§ **SHORT PROBLEM**:
Search the data for the word "Relative" and copy every line that contains it.

--- START OF MATERIAL FOR THE TASK ---

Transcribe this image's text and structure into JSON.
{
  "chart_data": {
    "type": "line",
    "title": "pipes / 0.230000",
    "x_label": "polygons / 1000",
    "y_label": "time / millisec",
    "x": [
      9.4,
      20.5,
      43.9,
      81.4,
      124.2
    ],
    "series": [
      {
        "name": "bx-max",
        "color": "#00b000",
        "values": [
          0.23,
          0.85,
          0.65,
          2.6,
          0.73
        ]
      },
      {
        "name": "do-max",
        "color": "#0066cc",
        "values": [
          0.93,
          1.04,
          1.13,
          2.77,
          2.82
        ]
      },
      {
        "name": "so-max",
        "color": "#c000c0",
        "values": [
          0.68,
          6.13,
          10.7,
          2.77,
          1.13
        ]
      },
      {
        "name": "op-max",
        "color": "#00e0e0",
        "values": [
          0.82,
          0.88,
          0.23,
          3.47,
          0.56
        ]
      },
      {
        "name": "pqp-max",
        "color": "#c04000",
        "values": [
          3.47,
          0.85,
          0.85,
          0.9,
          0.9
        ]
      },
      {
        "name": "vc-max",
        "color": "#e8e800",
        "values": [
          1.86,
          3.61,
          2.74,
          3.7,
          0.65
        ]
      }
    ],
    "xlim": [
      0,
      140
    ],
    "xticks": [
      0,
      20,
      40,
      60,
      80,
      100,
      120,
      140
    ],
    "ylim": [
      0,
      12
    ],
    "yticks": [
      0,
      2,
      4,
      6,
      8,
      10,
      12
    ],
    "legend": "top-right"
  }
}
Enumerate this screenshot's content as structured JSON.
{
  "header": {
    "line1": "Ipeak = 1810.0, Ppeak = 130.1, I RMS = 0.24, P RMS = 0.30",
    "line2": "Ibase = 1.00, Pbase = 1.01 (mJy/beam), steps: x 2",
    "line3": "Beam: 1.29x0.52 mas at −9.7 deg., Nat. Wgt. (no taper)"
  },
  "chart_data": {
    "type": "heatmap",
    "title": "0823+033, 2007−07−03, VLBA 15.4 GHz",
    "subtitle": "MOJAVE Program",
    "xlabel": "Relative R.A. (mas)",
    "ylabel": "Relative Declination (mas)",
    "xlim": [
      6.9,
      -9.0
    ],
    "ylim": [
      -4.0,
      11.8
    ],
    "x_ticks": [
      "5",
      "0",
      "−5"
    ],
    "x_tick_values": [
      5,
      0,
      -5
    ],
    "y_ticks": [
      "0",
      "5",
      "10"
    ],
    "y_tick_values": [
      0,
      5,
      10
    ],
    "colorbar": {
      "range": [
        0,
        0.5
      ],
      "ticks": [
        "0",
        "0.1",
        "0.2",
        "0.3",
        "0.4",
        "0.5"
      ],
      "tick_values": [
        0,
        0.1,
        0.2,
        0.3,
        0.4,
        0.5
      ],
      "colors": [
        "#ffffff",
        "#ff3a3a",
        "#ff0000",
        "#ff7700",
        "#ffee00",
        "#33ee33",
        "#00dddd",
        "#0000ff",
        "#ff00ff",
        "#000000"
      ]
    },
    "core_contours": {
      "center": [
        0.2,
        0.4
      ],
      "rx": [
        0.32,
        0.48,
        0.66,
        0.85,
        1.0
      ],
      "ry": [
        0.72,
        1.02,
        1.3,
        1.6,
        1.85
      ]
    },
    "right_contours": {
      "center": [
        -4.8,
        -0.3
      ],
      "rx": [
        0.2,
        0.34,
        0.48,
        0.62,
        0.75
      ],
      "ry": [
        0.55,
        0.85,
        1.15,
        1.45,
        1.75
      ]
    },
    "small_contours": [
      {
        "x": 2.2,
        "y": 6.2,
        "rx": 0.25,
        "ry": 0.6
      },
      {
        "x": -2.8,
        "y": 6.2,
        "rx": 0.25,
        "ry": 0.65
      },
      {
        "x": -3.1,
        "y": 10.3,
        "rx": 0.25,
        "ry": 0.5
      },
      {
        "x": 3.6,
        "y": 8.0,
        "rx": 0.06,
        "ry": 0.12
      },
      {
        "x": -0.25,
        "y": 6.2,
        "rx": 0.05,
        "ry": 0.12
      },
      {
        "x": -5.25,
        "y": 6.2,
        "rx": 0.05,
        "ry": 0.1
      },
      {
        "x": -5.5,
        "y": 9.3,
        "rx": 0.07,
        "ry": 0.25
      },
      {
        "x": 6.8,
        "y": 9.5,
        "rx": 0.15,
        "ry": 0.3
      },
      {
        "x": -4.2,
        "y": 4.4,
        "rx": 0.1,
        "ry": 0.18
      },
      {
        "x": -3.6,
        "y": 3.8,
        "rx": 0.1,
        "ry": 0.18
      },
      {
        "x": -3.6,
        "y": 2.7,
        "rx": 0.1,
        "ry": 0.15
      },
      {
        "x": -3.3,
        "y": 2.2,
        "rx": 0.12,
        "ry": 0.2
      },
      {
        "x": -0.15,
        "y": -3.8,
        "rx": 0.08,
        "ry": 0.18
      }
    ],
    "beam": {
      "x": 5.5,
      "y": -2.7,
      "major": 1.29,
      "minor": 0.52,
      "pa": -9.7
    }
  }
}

--- END OF MATERIAL FOR THE TASK ---

§ **PROBLEM SOLUTION**:
    "xlabel": "Relative R.A. (mas)",
    "ylabel": "Relative Declination (mas)",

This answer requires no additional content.